Data entries
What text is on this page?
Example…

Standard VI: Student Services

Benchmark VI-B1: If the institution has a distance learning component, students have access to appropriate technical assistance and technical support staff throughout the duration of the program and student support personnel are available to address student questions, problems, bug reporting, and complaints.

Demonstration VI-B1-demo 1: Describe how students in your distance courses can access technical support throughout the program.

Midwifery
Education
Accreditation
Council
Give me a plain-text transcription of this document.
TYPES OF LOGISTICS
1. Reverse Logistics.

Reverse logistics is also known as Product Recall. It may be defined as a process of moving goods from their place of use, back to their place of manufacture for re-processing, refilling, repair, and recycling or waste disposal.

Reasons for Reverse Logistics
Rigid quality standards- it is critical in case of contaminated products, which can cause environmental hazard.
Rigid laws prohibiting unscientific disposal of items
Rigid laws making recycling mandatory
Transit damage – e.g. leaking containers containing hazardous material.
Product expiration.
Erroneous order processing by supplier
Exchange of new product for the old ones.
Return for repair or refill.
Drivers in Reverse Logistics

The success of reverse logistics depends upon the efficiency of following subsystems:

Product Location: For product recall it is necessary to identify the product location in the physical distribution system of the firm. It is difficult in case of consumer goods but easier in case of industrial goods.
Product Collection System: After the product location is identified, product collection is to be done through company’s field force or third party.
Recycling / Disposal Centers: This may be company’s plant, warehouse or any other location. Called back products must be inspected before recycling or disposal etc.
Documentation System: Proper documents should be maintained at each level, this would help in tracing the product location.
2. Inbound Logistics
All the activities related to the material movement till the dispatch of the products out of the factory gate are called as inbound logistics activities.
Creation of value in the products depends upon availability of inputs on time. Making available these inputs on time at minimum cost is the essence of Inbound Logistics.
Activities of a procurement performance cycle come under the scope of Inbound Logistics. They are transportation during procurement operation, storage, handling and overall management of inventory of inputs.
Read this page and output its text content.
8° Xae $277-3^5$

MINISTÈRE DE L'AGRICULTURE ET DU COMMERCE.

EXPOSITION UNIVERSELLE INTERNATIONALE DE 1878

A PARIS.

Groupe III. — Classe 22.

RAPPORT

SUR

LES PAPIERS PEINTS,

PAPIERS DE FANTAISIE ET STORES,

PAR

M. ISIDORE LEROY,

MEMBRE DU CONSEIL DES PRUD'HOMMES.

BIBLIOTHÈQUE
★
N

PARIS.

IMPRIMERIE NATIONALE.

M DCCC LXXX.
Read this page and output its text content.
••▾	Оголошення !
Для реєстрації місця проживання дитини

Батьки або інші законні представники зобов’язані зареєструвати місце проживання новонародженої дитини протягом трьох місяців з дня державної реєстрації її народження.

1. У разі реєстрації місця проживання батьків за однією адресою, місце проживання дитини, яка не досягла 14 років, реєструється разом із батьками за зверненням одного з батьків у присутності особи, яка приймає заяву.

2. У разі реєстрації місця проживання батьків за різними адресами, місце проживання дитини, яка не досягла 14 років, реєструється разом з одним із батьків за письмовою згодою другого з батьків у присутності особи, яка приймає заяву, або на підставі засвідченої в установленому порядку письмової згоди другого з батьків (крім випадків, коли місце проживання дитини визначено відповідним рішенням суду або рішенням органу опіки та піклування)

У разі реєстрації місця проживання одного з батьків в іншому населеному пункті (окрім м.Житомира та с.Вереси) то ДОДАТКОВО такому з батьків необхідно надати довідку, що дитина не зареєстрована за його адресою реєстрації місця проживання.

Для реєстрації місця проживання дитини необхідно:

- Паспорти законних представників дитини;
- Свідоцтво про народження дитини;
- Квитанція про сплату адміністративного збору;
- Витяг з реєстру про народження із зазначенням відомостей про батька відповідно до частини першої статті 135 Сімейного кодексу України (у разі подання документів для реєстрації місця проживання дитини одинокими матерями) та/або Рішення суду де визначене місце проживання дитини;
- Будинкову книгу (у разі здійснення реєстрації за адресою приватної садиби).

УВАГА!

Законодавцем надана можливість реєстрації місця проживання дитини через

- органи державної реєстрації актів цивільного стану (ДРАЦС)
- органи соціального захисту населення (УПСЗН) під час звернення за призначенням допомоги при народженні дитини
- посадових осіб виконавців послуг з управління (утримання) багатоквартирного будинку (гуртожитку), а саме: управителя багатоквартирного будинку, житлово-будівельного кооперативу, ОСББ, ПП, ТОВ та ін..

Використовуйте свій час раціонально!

[Task]: Look through the data and show every line containing "органи".

[Final answer]:
- органи державної реєстрації актів цивільного стану (ДРАЦС)
- органи соціального захисту населення (УПСЗН) під час звернення за призначенням допомоги при народженні дитини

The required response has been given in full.